> _Figure data in JSON_
-*-

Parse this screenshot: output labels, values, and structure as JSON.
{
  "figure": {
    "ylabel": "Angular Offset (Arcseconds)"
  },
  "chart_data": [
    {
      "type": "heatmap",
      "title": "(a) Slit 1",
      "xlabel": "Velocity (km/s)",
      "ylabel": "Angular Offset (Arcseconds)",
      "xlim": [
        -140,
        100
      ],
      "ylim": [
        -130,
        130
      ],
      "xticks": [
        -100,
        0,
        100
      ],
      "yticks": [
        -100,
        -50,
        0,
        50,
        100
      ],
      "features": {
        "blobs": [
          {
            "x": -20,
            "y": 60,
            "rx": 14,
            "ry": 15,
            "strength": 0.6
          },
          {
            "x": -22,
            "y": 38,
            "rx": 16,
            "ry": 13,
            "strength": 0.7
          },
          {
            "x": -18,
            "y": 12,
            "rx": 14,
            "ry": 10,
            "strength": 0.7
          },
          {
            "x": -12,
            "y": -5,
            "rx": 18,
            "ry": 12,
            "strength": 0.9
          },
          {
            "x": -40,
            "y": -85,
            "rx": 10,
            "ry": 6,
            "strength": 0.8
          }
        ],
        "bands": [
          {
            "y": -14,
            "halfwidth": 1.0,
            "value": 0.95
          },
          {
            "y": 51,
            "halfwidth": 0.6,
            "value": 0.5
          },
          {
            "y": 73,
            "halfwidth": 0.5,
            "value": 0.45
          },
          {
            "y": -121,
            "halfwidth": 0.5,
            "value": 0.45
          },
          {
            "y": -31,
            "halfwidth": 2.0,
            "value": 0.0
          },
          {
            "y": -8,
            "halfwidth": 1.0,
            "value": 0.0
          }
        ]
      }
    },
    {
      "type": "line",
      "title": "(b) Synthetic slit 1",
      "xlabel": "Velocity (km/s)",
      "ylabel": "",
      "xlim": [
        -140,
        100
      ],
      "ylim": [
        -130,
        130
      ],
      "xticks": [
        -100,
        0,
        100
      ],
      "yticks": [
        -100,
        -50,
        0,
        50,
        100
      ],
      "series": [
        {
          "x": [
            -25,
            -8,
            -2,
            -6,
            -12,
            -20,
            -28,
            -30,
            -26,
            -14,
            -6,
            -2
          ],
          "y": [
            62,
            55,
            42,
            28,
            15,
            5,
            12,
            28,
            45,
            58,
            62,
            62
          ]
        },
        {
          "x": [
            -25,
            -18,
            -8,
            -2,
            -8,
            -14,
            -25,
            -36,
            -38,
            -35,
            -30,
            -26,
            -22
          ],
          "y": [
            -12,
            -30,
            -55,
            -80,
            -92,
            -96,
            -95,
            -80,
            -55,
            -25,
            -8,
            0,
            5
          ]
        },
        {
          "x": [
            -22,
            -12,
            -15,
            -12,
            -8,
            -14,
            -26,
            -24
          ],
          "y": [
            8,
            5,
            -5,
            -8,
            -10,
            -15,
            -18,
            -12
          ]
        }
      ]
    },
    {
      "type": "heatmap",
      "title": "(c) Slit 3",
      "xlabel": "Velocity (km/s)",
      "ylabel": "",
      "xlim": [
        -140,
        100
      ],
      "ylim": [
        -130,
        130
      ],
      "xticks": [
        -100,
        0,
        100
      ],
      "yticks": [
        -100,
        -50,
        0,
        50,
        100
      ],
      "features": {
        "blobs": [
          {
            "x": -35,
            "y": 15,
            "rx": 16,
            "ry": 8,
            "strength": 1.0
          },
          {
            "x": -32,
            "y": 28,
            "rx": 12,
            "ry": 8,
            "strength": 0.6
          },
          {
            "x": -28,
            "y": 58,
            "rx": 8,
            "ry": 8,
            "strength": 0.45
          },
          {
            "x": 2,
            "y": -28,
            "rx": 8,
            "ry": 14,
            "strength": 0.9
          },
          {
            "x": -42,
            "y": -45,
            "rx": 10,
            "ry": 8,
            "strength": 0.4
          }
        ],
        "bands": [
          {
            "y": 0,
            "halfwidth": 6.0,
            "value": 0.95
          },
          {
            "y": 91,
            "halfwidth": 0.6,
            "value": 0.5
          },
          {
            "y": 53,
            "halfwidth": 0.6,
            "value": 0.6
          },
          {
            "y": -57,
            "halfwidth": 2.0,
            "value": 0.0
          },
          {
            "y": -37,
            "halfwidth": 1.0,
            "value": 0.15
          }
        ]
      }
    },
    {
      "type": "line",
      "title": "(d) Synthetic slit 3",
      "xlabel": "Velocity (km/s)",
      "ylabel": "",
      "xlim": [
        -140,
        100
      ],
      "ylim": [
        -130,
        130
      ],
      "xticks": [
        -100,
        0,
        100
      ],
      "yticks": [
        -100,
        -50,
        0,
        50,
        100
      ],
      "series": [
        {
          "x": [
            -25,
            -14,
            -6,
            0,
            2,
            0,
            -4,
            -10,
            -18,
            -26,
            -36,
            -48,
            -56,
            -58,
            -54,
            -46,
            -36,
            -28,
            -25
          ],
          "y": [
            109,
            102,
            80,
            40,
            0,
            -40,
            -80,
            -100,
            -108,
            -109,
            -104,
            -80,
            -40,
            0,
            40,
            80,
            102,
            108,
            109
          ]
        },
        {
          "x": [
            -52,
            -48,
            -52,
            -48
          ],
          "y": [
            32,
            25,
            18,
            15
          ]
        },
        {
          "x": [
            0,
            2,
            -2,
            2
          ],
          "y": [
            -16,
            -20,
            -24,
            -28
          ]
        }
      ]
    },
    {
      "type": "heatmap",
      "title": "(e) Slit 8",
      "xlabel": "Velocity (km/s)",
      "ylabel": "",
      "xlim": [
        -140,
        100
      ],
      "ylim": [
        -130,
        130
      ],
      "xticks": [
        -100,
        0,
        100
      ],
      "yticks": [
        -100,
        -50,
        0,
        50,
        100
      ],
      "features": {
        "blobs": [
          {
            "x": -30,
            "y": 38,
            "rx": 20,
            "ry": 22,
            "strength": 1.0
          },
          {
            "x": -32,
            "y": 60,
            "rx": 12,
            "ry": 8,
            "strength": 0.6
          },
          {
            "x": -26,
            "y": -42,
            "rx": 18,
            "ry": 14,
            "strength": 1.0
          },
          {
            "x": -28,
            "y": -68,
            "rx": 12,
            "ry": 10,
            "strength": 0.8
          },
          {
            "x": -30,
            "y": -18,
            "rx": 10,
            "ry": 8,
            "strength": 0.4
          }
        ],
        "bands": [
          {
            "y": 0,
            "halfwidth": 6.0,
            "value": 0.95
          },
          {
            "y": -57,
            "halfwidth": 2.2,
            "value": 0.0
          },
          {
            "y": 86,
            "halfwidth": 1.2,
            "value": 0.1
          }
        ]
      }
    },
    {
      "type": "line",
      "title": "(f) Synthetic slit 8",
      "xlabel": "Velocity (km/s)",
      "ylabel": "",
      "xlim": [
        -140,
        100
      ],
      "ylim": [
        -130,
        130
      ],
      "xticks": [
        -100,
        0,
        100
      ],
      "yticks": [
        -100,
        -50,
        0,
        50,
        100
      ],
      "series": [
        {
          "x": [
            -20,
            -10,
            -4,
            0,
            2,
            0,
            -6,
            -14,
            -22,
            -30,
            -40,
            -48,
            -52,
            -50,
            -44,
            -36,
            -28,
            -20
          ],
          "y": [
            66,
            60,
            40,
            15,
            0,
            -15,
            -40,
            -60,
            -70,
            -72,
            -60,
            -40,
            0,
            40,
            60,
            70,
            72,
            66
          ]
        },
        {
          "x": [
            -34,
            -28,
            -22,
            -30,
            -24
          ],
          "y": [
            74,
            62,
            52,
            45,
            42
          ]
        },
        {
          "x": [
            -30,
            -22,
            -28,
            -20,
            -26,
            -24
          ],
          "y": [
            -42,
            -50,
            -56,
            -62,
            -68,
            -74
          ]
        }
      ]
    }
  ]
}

-*-

Using the listing above, locate the lines that hold "Angular" and copy each one.

    "ylabel": "Angular Offset (Arcseconds)"
      "ylabel": "Angular Offset (Arcseconds)",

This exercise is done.